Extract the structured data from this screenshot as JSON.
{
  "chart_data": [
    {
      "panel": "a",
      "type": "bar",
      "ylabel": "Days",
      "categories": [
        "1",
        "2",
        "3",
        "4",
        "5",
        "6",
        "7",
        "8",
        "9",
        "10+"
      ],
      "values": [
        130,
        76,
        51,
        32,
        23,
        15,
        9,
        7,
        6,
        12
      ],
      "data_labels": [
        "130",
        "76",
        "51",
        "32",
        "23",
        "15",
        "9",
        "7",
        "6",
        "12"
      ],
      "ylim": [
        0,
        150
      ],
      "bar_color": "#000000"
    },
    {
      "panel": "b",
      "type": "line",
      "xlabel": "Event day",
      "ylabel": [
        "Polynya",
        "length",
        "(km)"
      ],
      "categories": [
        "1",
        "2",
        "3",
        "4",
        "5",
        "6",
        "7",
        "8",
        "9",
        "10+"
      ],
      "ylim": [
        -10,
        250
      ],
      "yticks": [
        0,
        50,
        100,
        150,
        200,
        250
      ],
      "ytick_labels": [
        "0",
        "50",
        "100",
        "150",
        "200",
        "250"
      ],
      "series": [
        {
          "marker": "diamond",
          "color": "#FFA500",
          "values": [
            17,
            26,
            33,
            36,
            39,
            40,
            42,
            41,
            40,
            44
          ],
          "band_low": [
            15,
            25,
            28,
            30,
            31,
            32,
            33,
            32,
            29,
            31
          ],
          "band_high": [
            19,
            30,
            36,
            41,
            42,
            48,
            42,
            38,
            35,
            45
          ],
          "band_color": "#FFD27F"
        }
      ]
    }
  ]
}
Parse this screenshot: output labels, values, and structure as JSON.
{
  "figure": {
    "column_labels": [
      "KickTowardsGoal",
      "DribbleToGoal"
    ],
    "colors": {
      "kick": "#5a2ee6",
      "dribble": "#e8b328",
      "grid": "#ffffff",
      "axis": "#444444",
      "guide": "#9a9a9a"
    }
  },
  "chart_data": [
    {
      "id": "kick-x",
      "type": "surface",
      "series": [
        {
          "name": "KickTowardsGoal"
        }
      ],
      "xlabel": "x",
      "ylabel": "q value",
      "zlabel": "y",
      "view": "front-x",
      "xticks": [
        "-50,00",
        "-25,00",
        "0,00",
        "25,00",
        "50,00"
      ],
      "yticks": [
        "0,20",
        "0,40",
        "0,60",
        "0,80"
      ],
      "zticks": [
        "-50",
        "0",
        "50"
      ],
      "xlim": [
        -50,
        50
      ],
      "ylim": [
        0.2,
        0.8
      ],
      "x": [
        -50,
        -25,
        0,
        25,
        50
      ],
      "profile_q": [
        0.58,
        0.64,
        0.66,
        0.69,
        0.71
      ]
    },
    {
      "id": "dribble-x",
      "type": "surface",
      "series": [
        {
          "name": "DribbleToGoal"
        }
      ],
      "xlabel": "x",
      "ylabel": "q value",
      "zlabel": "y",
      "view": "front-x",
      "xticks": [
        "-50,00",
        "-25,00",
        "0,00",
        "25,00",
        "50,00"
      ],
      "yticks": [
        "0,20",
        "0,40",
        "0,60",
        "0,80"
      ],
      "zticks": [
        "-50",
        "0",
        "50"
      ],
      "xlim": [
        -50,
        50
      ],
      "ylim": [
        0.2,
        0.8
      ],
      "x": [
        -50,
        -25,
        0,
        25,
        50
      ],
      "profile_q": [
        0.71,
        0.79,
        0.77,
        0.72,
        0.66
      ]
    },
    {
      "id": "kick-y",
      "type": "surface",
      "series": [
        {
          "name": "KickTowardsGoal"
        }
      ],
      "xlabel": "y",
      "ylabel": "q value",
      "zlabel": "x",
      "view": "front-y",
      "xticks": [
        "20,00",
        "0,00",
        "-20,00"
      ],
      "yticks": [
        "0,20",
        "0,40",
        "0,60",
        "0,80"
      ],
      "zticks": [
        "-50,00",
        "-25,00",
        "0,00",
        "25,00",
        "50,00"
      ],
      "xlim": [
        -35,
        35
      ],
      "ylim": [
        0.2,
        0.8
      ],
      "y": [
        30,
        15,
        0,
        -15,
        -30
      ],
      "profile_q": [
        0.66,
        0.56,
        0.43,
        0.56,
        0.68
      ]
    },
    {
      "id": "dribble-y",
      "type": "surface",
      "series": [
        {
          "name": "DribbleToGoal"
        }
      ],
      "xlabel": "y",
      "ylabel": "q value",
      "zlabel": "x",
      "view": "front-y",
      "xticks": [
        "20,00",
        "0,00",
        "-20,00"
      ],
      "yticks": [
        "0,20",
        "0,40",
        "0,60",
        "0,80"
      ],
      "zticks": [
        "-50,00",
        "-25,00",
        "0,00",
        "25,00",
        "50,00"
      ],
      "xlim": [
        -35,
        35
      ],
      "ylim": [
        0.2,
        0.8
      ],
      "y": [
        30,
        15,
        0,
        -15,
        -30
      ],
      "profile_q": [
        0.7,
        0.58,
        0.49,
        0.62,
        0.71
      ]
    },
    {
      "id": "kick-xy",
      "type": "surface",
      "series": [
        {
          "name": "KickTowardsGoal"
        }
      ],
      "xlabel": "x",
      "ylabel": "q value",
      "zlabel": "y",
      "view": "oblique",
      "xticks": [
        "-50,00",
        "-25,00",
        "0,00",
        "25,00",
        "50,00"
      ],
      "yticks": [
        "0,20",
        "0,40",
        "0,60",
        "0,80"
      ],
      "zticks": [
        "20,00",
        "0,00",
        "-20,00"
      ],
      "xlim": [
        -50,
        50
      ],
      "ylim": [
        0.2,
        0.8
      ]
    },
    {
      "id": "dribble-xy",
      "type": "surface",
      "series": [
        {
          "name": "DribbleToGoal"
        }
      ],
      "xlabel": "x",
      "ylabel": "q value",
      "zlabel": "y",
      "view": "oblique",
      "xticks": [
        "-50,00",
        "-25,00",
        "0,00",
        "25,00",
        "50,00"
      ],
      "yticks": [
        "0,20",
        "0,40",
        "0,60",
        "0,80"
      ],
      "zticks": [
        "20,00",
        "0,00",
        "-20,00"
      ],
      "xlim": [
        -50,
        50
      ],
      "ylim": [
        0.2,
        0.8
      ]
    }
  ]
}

What is required - Copy each line of the data that contains the word "this".

Correct response -
Extract the structured data from this screenshot as JSON.
Parse this screenshot: output labels, values, and structure as JSON.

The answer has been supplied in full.